PROBLEM TO WORK ON:
Repeat each line of the listing exactly as written.

DATASET EXCERPTS:
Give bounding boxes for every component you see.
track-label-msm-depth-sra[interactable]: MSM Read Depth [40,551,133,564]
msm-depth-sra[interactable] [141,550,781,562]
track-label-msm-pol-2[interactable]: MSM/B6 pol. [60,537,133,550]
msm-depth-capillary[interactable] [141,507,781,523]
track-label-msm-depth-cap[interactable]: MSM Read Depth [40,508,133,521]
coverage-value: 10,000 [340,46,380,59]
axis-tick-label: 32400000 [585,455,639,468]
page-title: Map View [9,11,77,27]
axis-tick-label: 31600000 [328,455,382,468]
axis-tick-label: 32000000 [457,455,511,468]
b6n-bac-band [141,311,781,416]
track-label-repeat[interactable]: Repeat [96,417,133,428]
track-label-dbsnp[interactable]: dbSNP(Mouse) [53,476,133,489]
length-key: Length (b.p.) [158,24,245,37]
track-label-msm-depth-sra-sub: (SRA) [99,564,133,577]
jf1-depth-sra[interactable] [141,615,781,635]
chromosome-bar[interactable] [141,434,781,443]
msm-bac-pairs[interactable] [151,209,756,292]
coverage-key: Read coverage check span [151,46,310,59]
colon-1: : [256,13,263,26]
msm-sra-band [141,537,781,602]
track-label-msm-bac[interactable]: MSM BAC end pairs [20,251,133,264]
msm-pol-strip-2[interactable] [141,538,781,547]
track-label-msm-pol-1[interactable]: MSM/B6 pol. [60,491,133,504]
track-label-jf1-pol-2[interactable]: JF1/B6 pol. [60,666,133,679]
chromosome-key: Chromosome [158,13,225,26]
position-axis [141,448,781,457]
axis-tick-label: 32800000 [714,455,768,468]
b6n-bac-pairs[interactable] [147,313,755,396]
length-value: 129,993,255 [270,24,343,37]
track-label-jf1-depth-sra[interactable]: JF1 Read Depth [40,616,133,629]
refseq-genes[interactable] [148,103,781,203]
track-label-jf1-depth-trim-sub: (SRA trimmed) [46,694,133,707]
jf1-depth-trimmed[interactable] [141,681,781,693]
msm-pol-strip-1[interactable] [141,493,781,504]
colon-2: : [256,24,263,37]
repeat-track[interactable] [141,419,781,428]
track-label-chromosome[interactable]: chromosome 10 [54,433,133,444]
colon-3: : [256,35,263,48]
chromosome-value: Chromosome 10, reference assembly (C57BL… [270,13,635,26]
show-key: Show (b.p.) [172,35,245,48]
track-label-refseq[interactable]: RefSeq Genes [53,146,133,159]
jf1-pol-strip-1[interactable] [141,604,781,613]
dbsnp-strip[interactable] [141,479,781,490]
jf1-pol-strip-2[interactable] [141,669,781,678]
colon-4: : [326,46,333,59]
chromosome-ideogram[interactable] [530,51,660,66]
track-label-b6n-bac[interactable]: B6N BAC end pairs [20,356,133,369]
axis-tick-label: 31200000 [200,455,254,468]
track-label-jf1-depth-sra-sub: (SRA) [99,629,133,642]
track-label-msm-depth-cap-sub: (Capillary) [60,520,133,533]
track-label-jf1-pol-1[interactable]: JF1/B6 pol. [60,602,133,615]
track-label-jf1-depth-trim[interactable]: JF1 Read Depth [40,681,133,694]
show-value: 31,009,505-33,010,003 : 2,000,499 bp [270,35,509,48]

ANSWER SECTION:
Give bounding boxes for every component you see.
track-label-msm-depth-sra[interactable]: MSM Read Depth [40,551,133,564]
msm-depth-sra[interactable] [141,550,781,562]
track-label-msm-pol-2[interactable]: MSM/B6 pol. [60,537,133,550]
msm-depth-capillary[interactable] [141,507,781,523]
track-label-msm-depth-cap[interactable]: MSM Read Depth [40,508,133,521]
coverage-value: 10,000 [340,46,380,59]
axis-tick-label: 32400000 [585,455,639,468]
page-title: Map View [9,11,77,27]
axis-tick-label: 31600000 [328,455,382,468]
axis-tick-label: 32000000 [457,455,511,468]
b6n-bac-band [141,311,781,416]
track-label-repeat[interactable]: Repeat [96,417,133,428]
track-label-dbsnp[interactable]: dbSNP(Mouse) [53,476,133,489]
length-key: Length (b.p.) [158,24,245,37]
track-label-msm-depth-sra-sub: (SRA) [99,564,133,577]
jf1-depth-sra[interactable] [141,615,781,635]
chromosome-bar[interactable] [141,434,781,443]
msm-bac-pairs[interactable] [151,209,756,292]
coverage-key: Read coverage check span [151,46,310,59]
colon-1: : [256,13,263,26]
msm-sra-band [141,537,781,602]
track-label-msm-bac[interactable]: MSM BAC end pairs [20,251,133,264]
msm-pol-strip-2[interactable] [141,538,781,547]
track-label-msm-pol-1[interactable]: MSM/B6 pol. [60,491,133,504]
track-label-jf1-pol-2[interactable]: JF1/B6 pol. [60,666,133,679]
chromosome-key: Chromosome [158,13,225,26]
position-axis [141,448,781,457]
axis-tick-label: 32800000 [714,455,768,468]
b6n-bac-pairs[interactable] [147,313,755,396]
length-value: 129,993,255 [270,24,343,37]
track-label-jf1-depth-sra[interactable]: JF1 Read Depth [40,616,133,629]
refseq-genes[interactable] [148,103,781,203]
track-label-jf1-depth-trim-sub: (SRA trimmed) [46,694,133,707]
jf1-depth-trimmed[interactable] [141,681,781,693]
msm-pol-strip-1[interactable] [141,493,781,504]
colon-2: : [256,24,263,37]
repeat-track[interactable] [141,419,781,428]
track-label-chromosome[interactable]: chromosome 10 [54,433,133,444]
colon-3: : [256,35,263,48]
chromosome-value: Chromosome 10, reference assembly (C57BL… [270,13,635,26]
show-key: Show (b.p.) [172,35,245,48]
track-label-refseq[interactable]: RefSeq Genes [53,146,133,159]
jf1-pol-strip-1[interactable] [141,604,781,613]
dbsnp-strip[interactable] [141,479,781,490]
jf1-pol-strip-2[interactable] [141,669,781,678]
colon-4: : [326,46,333,59]
chromosome-ideogram[interactable] [530,51,660,66]
track-label-b6n-bac[interactable]: B6N BAC end pairs [20,356,133,369]
axis-tick-label: 31200000 [200,455,254,468]
track-label-jf1-depth-sra-sub: (SRA) [99,629,133,642]
track-label-msm-depth-cap-sub: (Capillary) [60,520,133,533]
track-label-jf1-pol-1[interactable]: JF1/B6 pol. [60,602,133,615]
track-label-jf1-depth-trim[interactable]: JF1 Read Depth [40,681,133,694]
show-value: 31,009,505-33,010,003 : 2,000,499 bp [270,35,509,48]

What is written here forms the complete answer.